Figure record extracts
----------------

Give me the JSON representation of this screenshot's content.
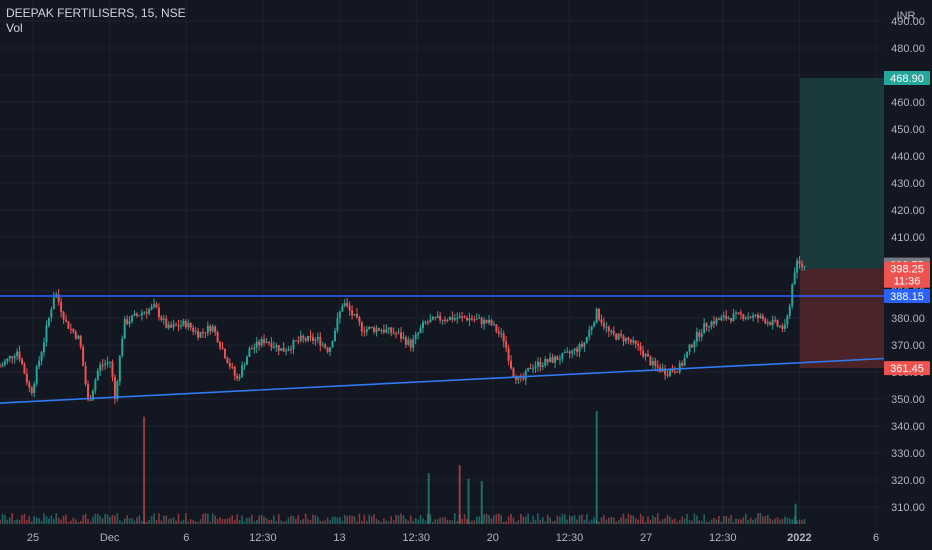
{
  "header": {
    "symbol": "DEEPAK FERTILISERS, 15, NSE",
    "indicator": "Vol"
  },
  "currency": "INR",
  "colors": {
    "background": "#131722",
    "grid": "#1e222d",
    "up": "#26a69a",
    "down": "#ef5350",
    "resistance_line": "#2962ff",
    "support_line": "#3179f5",
    "target_zone": "#1b3a3d",
    "stop_zone": "#4a2429",
    "axis_text": "#b2b5be"
  },
  "chart_data": {
    "type": "candlestick",
    "title": "DEEPAK FERTILISERS, 15, NSE",
    "ylim": [
      305,
      495
    ],
    "y_ticks": [
      310,
      320,
      330,
      340,
      350,
      360,
      370,
      380,
      390,
      400,
      410,
      420,
      430,
      440,
      450,
      460,
      470,
      480,
      490
    ],
    "x_ticks": [
      "25",
      "Dec",
      "6",
      "12:30",
      "13",
      "12:30",
      "20",
      "12:30",
      "27",
      "12:30",
      "2022",
      "6"
    ],
    "price_path": [
      [
        0,
        362
      ],
      [
        0.02,
        368
      ],
      [
        0.035,
        352
      ],
      [
        0.05,
        372
      ],
      [
        0.062,
        390
      ],
      [
        0.075,
        378
      ],
      [
        0.09,
        372
      ],
      [
        0.1,
        348
      ],
      [
        0.112,
        362
      ],
      [
        0.125,
        364
      ],
      [
        0.13,
        350
      ],
      [
        0.14,
        378
      ],
      [
        0.16,
        382
      ],
      [
        0.175,
        384
      ],
      [
        0.19,
        376
      ],
      [
        0.21,
        378
      ],
      [
        0.225,
        374
      ],
      [
        0.24,
        377
      ],
      [
        0.255,
        366
      ],
      [
        0.268,
        357
      ],
      [
        0.282,
        368
      ],
      [
        0.3,
        372
      ],
      [
        0.32,
        368
      ],
      [
        0.34,
        372
      ],
      [
        0.36,
        372
      ],
      [
        0.372,
        368
      ],
      [
        0.388,
        386
      ],
      [
        0.41,
        376
      ],
      [
        0.43,
        376
      ],
      [
        0.45,
        374
      ],
      [
        0.465,
        370
      ],
      [
        0.48,
        378
      ],
      [
        0.5,
        380
      ],
      [
        0.53,
        380
      ],
      [
        0.555,
        378
      ],
      [
        0.57,
        372
      ],
      [
        0.58,
        360
      ],
      [
        0.59,
        356
      ],
      [
        0.6,
        362
      ],
      [
        0.62,
        364
      ],
      [
        0.64,
        366
      ],
      [
        0.66,
        370
      ],
      [
        0.675,
        382
      ],
      [
        0.69,
        374
      ],
      [
        0.71,
        372
      ],
      [
        0.725,
        368
      ],
      [
        0.74,
        362
      ],
      [
        0.755,
        360
      ],
      [
        0.77,
        362
      ],
      [
        0.785,
        372
      ],
      [
        0.8,
        378
      ],
      [
        0.82,
        380
      ],
      [
        0.84,
        381
      ],
      [
        0.86,
        380
      ],
      [
        0.875,
        378
      ],
      [
        0.888,
        376
      ],
      [
        0.892,
        382
      ],
      [
        0.896,
        392
      ],
      [
        0.9,
        400
      ],
      [
        0.91,
        399
      ]
    ],
    "lines": [
      {
        "name": "horizontal line",
        "from": [
          "start",
          388.15
        ],
        "to": [
          "end",
          388.15
        ]
      },
      {
        "name": "trend line",
        "from": [
          "start",
          348.5
        ],
        "to": [
          "end",
          365
        ]
      }
    ],
    "position": {
      "entry": 398.25,
      "target": 468.9,
      "stop": 361.45
    },
    "price_labels": [
      {
        "value": 468.9,
        "text": "468.90",
        "color": "#26a69a"
      },
      {
        "value": 399.75,
        "text": "399.75",
        "color": "#787b86"
      },
      {
        "value": 398.25,
        "text": "398.25",
        "sub": "11:36",
        "color": "#ef5350"
      },
      {
        "value": 388.15,
        "text": "388.15",
        "color": "#2962ff"
      },
      {
        "value": 361.45,
        "text": "361.45",
        "color": "#ef5350"
      }
    ],
    "volume_spikes": [
      {
        "at": 0.163,
        "height": 0.95,
        "up": false
      },
      {
        "at": 0.675,
        "height": 1.0,
        "up": true
      },
      {
        "at": 0.485,
        "height": 0.45,
        "up": true
      },
      {
        "at": 0.52,
        "height": 0.52,
        "up": false
      },
      {
        "at": 0.53,
        "height": 0.4,
        "up": true
      },
      {
        "at": 0.545,
        "height": 0.38,
        "up": true
      },
      {
        "at": 0.9,
        "height": 0.18,
        "up": true
      }
    ]
  }
}
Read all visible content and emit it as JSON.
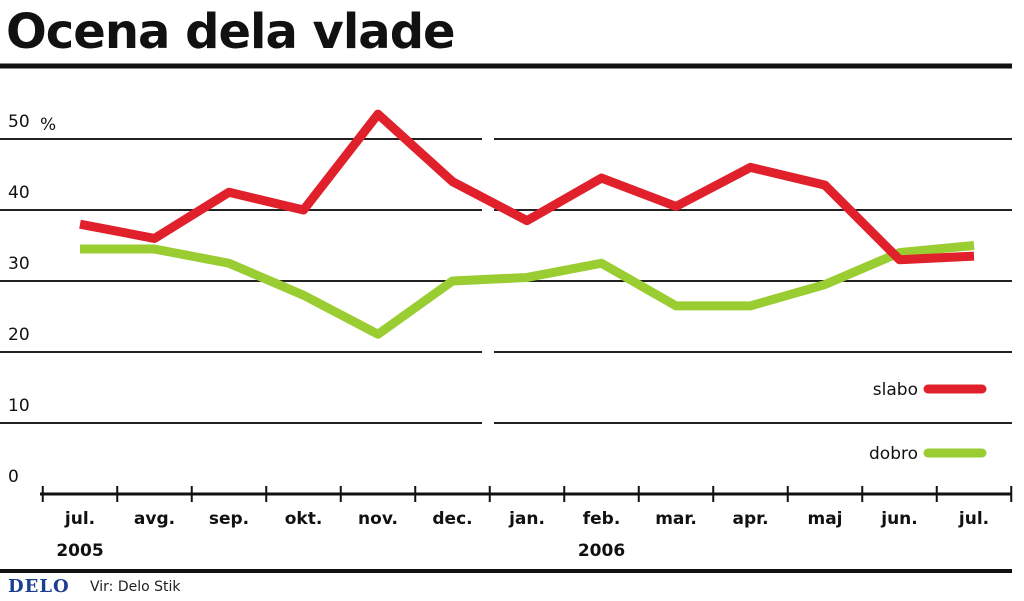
{
  "chart_data": {
    "type": "line",
    "title": "Ocena dela vlade",
    "ylabel": "",
    "xlabel": "",
    "y_unit": "%",
    "ylim": [
      0,
      50
    ],
    "y_ticks": [
      0,
      10,
      20,
      30,
      40,
      50
    ],
    "y_tick_labels": [
      "0",
      "10",
      "20",
      "30",
      "40",
      "50"
    ],
    "categories": [
      "jul.",
      "avg.",
      "sep.",
      "okt.",
      "nov.",
      "dec.",
      "jan.",
      "feb.",
      "mar.",
      "apr.",
      "maj",
      "jun.",
      "jul."
    ],
    "year_labels": [
      {
        "label": "2005",
        "category_index": 0
      },
      {
        "label": "2006",
        "category_index": 7
      }
    ],
    "grid": true,
    "legend_position": "right",
    "series": [
      {
        "name": "slabo",
        "color": "#e0202a",
        "values": [
          38,
          36,
          42.5,
          40,
          53.5,
          44,
          38.5,
          44.5,
          40.5,
          46,
          43.5,
          33,
          33.5
        ]
      },
      {
        "name": "dobro",
        "color": "#9acd32",
        "values": [
          34.5,
          34.5,
          32.5,
          28,
          22.5,
          30,
          30.5,
          32.5,
          26.5,
          26.5,
          29.5,
          34,
          35
        ]
      }
    ]
  },
  "footer": {
    "logo": "DELO",
    "source": "Vir: Delo Stik"
  }
}
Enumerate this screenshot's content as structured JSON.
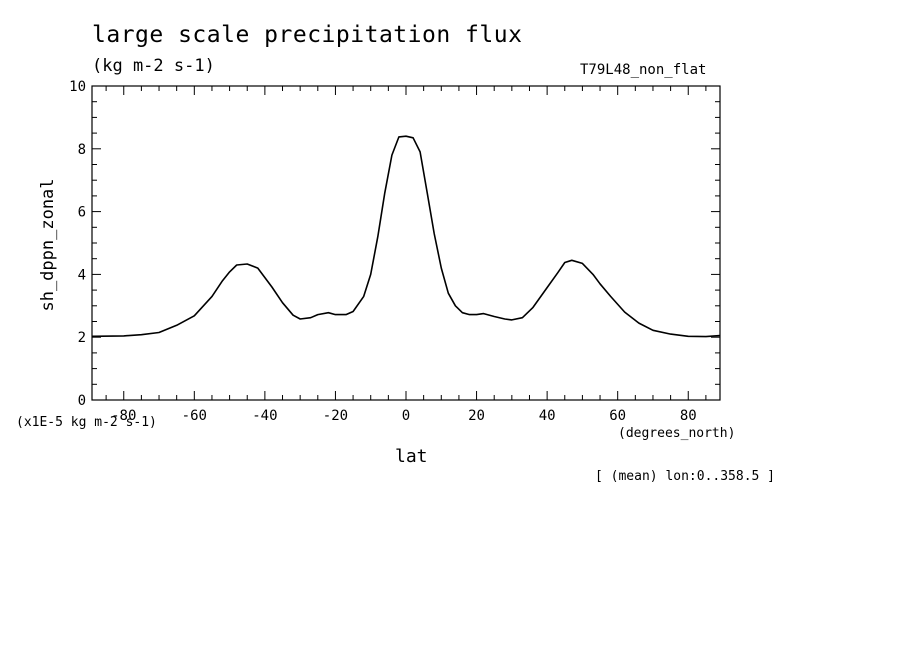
{
  "chart_data": {
    "type": "line",
    "title": "large scale precipitation flux",
    "units": "(kg m-2 s-1)",
    "dataset_label": "T79L48_non_flat",
    "scale_note": "(x1E-5 kg m-2 s-1)",
    "xlabel": "lat",
    "x_units": "(degrees_north)",
    "ylabel": "sh_dppn_zonal",
    "mean_note": "[ (mean) lon:0..358.5 ]",
    "xlim": [
      -89,
      89
    ],
    "ylim": [
      0,
      10
    ],
    "x_ticks": [
      -80,
      -60,
      -40,
      -20,
      0,
      20,
      40,
      60,
      80
    ],
    "x_tick_labels": [
      "-80",
      "-60",
      "-40",
      "-20",
      "0",
      "20",
      "40",
      "60",
      "80"
    ],
    "y_ticks": [
      0,
      2,
      4,
      6,
      8,
      10
    ],
    "y_tick_labels": [
      "0",
      "2",
      "4",
      "6",
      "8",
      "10"
    ],
    "grid": false,
    "series": [
      {
        "x": [
          -89,
          -80,
          -75,
          -70,
          -65,
          -60,
          -55,
          -52,
          -50,
          -48,
          -45,
          -42,
          -38,
          -35,
          -32,
          -30,
          -27,
          -25,
          -22,
          -20,
          -17,
          -15,
          -12,
          -10,
          -8,
          -6,
          -4,
          -2,
          0,
          2,
          4,
          6,
          8,
          10,
          12,
          14,
          16,
          18,
          20,
          22,
          25,
          28,
          30,
          33,
          36,
          40,
          43,
          45,
          47,
          50,
          53,
          55,
          58,
          62,
          66,
          70,
          75,
          80,
          85,
          89
        ],
        "y": [
          2.03,
          2.04,
          2.08,
          2.15,
          2.38,
          2.68,
          3.3,
          3.8,
          4.08,
          4.3,
          4.33,
          4.2,
          3.6,
          3.1,
          2.7,
          2.58,
          2.62,
          2.72,
          2.78,
          2.72,
          2.72,
          2.82,
          3.3,
          4.0,
          5.2,
          6.6,
          7.8,
          8.38,
          8.4,
          8.35,
          7.9,
          6.6,
          5.3,
          4.2,
          3.4,
          3.0,
          2.78,
          2.72,
          2.72,
          2.75,
          2.66,
          2.58,
          2.55,
          2.62,
          2.95,
          3.58,
          4.05,
          4.38,
          4.45,
          4.35,
          4.0,
          3.7,
          3.3,
          2.8,
          2.45,
          2.22,
          2.1,
          2.03,
          2.02,
          2.05
        ]
      }
    ]
  }
}
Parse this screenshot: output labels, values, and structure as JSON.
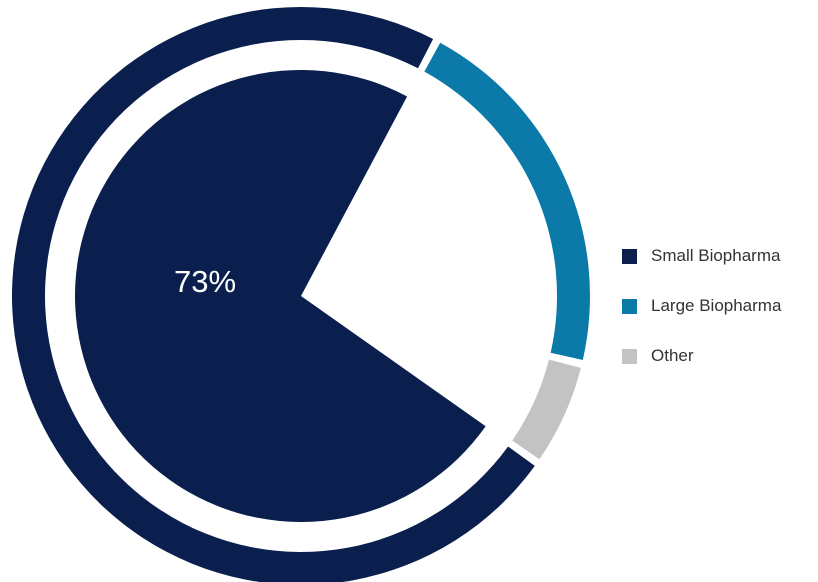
{
  "chart_data": {
    "type": "pie",
    "subtype": "donut-with-inner-pie",
    "series": [
      {
        "name": "Small Biopharma",
        "value": 73,
        "color": "#0a1f4e"
      },
      {
        "name": "Large Biopharma",
        "value": 21,
        "color": "#0b7aa8"
      },
      {
        "name": "Other",
        "value": 6,
        "color": "#c3c3c3"
      }
    ],
    "highlight": {
      "series": "Small Biopharma",
      "label": "73%"
    },
    "legend": "right"
  }
}
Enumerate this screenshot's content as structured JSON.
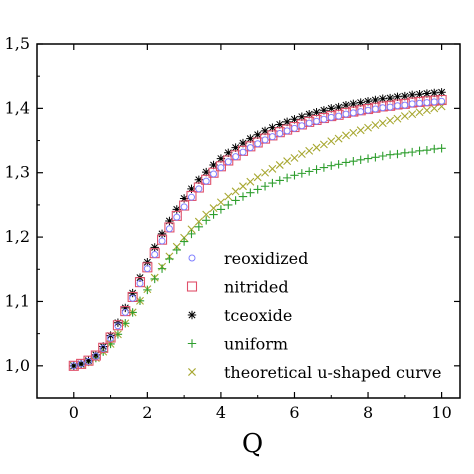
{
  "chart_data": {
    "type": "scatter",
    "title": "",
    "xlabel": "Q",
    "ylabel": "",
    "xlim": [
      -1,
      10.5
    ],
    "ylim": [
      0.95,
      1.5
    ],
    "x_ticks": [
      0,
      2,
      4,
      6,
      8,
      10
    ],
    "x_tick_labels": [
      "0",
      "2",
      "4",
      "6",
      "8",
      "10"
    ],
    "y_ticks": [
      1.0,
      1.1,
      1.2,
      1.3,
      1.4,
      1.5
    ],
    "y_tick_labels": [
      "1,0",
      "1,1",
      "1,2",
      "1,3",
      "1,4",
      "1,5"
    ],
    "grid": false,
    "legend_position": "bottom-right",
    "x": [
      0,
      0.2,
      0.4,
      0.6,
      0.8,
      1.0,
      1.2,
      1.4,
      1.6,
      1.8,
      2.0,
      2.2,
      2.4,
      2.6,
      2.8,
      3.0,
      3.2,
      3.4,
      3.6,
      3.8,
      4.0,
      4.2,
      4.4,
      4.6,
      4.8,
      5.0,
      5.2,
      5.4,
      5.6,
      5.8,
      6.0,
      6.2,
      6.4,
      6.6,
      6.8,
      7.0,
      7.2,
      7.4,
      7.6,
      7.8,
      8.0,
      8.2,
      8.4,
      8.6,
      8.8,
      9.0,
      9.2,
      9.4,
      9.6,
      9.8,
      10.0
    ],
    "series": [
      {
        "name": "reoxidized",
        "marker": "circle",
        "color": "#8080ff",
        "values": [
          1.0,
          1.003,
          1.007,
          1.015,
          1.027,
          1.043,
          1.062,
          1.083,
          1.105,
          1.128,
          1.151,
          1.173,
          1.194,
          1.213,
          1.231,
          1.247,
          1.262,
          1.275,
          1.287,
          1.298,
          1.308,
          1.317,
          1.325,
          1.332,
          1.339,
          1.345,
          1.351,
          1.356,
          1.361,
          1.365,
          1.369,
          1.373,
          1.377,
          1.38,
          1.383,
          1.386,
          1.388,
          1.391,
          1.393,
          1.395,
          1.397,
          1.399,
          1.401,
          1.402,
          1.404,
          1.405,
          1.407,
          1.408,
          1.409,
          1.41,
          1.411
        ]
      },
      {
        "name": "nitrided",
        "marker": "square",
        "color": "#e0506a",
        "values": [
          1.0,
          1.003,
          1.008,
          1.016,
          1.028,
          1.044,
          1.063,
          1.085,
          1.107,
          1.13,
          1.153,
          1.175,
          1.196,
          1.215,
          1.233,
          1.249,
          1.264,
          1.277,
          1.289,
          1.3,
          1.31,
          1.319,
          1.327,
          1.334,
          1.341,
          1.347,
          1.353,
          1.358,
          1.363,
          1.367,
          1.371,
          1.375,
          1.379,
          1.382,
          1.385,
          1.388,
          1.39,
          1.393,
          1.395,
          1.397,
          1.399,
          1.401,
          1.403,
          1.404,
          1.406,
          1.407,
          1.409,
          1.41,
          1.411,
          1.412,
          1.413
        ]
      },
      {
        "name": "tceoxide",
        "marker": "asterisk",
        "color": "#000000",
        "values": [
          1.0,
          1.003,
          1.008,
          1.017,
          1.03,
          1.047,
          1.067,
          1.09,
          1.113,
          1.137,
          1.161,
          1.184,
          1.205,
          1.225,
          1.243,
          1.26,
          1.275,
          1.289,
          1.301,
          1.312,
          1.322,
          1.331,
          1.339,
          1.346,
          1.353,
          1.359,
          1.365,
          1.37,
          1.375,
          1.379,
          1.383,
          1.387,
          1.391,
          1.394,
          1.397,
          1.4,
          1.402,
          1.405,
          1.407,
          1.409,
          1.411,
          1.413,
          1.415,
          1.416,
          1.418,
          1.419,
          1.421,
          1.422,
          1.423,
          1.424,
          1.425
        ]
      },
      {
        "name": "uniform",
        "marker": "plus",
        "color": "#2e9e2e",
        "values": [
          1.0,
          1.002,
          1.006,
          1.012,
          1.022,
          1.034,
          1.049,
          1.066,
          1.083,
          1.101,
          1.118,
          1.135,
          1.151,
          1.166,
          1.18,
          1.193,
          1.205,
          1.216,
          1.226,
          1.235,
          1.243,
          1.25,
          1.257,
          1.263,
          1.269,
          1.274,
          1.279,
          1.284,
          1.288,
          1.292,
          1.296,
          1.299,
          1.302,
          1.305,
          1.308,
          1.311,
          1.313,
          1.316,
          1.318,
          1.32,
          1.322,
          1.324,
          1.326,
          1.328,
          1.329,
          1.331,
          1.332,
          1.334,
          1.335,
          1.337,
          1.338
        ]
      },
      {
        "name": "theoretical u-shaped curve",
        "marker": "x",
        "color": "#a8a832",
        "values": [
          1.0,
          1.002,
          1.006,
          1.012,
          1.022,
          1.034,
          1.049,
          1.066,
          1.083,
          1.101,
          1.119,
          1.137,
          1.154,
          1.17,
          1.185,
          1.199,
          1.212,
          1.224,
          1.235,
          1.245,
          1.254,
          1.263,
          1.271,
          1.279,
          1.286,
          1.293,
          1.3,
          1.306,
          1.312,
          1.318,
          1.323,
          1.329,
          1.334,
          1.339,
          1.344,
          1.349,
          1.353,
          1.358,
          1.362,
          1.366,
          1.37,
          1.374,
          1.377,
          1.381,
          1.384,
          1.388,
          1.391,
          1.394,
          1.397,
          1.4,
          1.403
        ]
      }
    ]
  }
}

----------------

Request: Copy every line in the listing above where the string "title" turns up.

Finished answer:
    "title": "DEEPAK FERTILISERS, 15, NSE",
    "title": "Ocena dela vlade",
    "title": "large scale precipitation flux",
    "title": "",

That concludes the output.